» Exercise prompt:
Calculate how many lines in the following records hold the word "this", and report that number without comment.

» Records for the exercise:
________________________
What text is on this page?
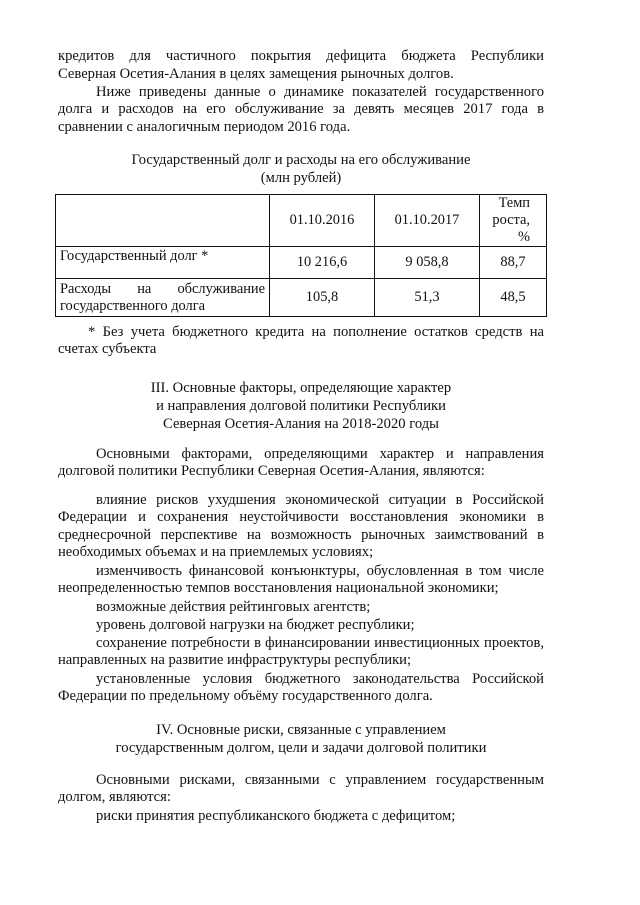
кредитов для частичного покрытия дефицита бюджета Республики
Северная Осетия-Алания в целях замещения рыночных долгов.
Ниже приведены данные о динамике показателей государственного долга и расходов на его обслуживание за девять месяцев 2017 года в сравнении с аналогичным периодом 2016 года.
Государственный долг и расходы на его обслуживание
(млн рублей)
	01.10.2016	01.10.2017	Темп роста, %
Государственный долг *	10 216,6	9 058,8	88,7
Расходы на обслуживание государственного долга	105,8	51,3	48,5
* Без учета бюджетного кредита на пополнение остатков средств на счетах субъекта
III. Основные факторы, определяющие характер
и направления долговой политики Республики
Северная Осетия-Алания на 2018-2020 годы
Основными факторами, определяющими характер и направления долговой политики Республики Северная Осетия-Алания, являются:
влияние рисков ухудшения экономической ситуации в Российской Федерации и сохранения неустойчивости восстановления экономики в среднесрочной перспективе на возможность рыночных заимствований в необходимых объемах и на приемлемых условиях;
изменчивость финансовой конъюнктуры, обусловленная в том числе неопределенностью темпов восстановления национальной экономики;
возможные действия рейтинговых агентств;
уровень долговой нагрузки на бюджет республики;
сохранение потребности в финансировании инвестиционных проектов, направленных на развитие инфраструктуры республики;
установленные условия бюджетного законодательства Российской Федерации по предельному объёму государственного долга.
IV. Основные риски, связанные с управлением
государственным долгом, цели и задачи долговой политики
Основными рисками, связанными с управлением государственным долгом, являются:
риски принятия республиканского бюджета с дефицитом;
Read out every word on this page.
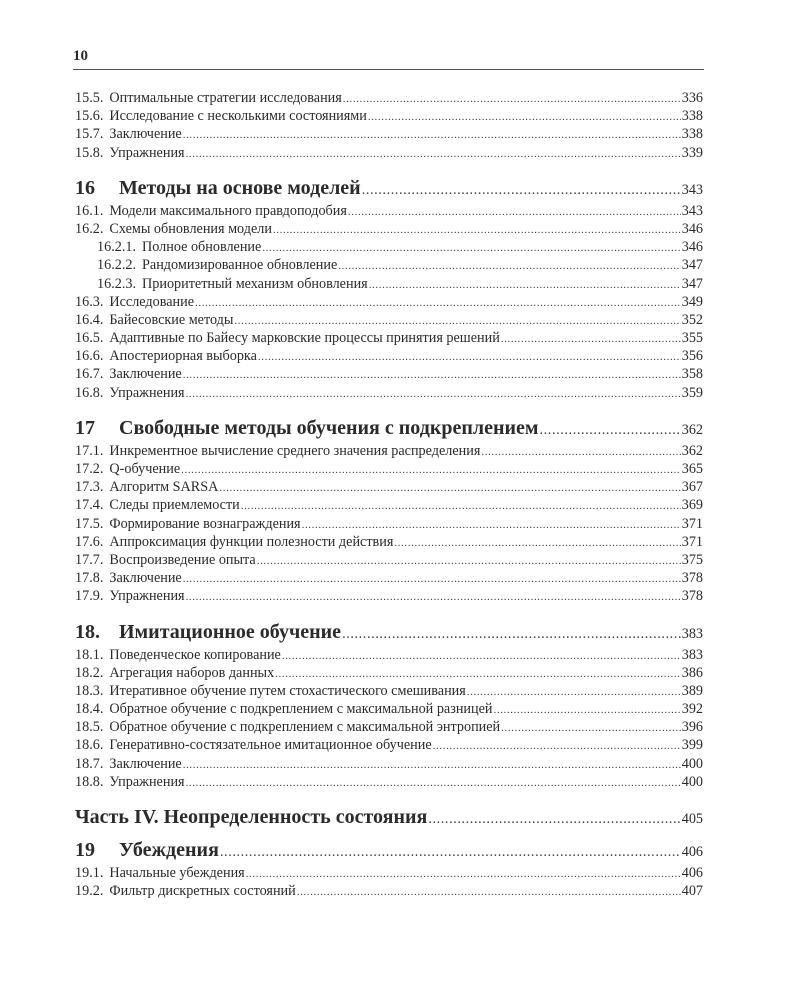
10
15.5. Оптимальные стратегии исследования .....	336
15.6. Исследование с несколькими состояниями .....	338
15.7. Заключение .....	338
15.8. Упражнения .....	339
16	Методы на основе моделей .....	343
16.1. Модели максимального правдоподобия .....	343
16.2. Схемы обновления модели .....	346
16.2.1. Полное обновление .....	346
16.2.2. Рандомизированное обновление .....	347
16.2.3. Приоритетный механизм обновления .....	347
16.3. Исследование .....	349
16.4. Байесовские методы .....	352
16.5. Адаптивные по Байесу марковские процессы принятия решений .....	355
16.6. Апостериорная выборка .....	356
16.7. Заключение .....	358
16.8. Упражнения .....	359
17	Свободные методы обучения с подкреплением .....	362
17.1. Инкрементное вычисление среднего значения распределения .....	362
17.2. Q-обучение .....	365
17.3. Алгоритм SARSA .....	367
17.4. Следы приемлемости .....	369
17.5. Формирование вознаграждения .....	371
17.6. Аппроксимация функции полезности действия .....	371
17.7. Воспроизведение опыта .....	375
17.8. Заключение .....	378
17.9. Упражнения .....	378
18. Имитационное обучение .....	383
18.1. Поведенческое копирование .....	383
18.2. Агрегация наборов данных .....	386
18.3. Итеративное обучение путем стохастического смешивания .....	389
18.4. Обратное обучение с подкреплением с максимальной разницей .....	392
18.5. Обратное обучение с подкреплением с максимальной энтропией .....	396
18.6. Генеративно-состязательное имитационное обучение .....	399
18.7. Заключение .....	400
18.8. Упражнения .....	400
Часть IV. Неопределенность состояния .....	405
19	Убеждения .....	406
19.1. Начальные убеждения .....	406
19.2. Фильтр дискретных состояний .....	407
________________________
» Written solution:
2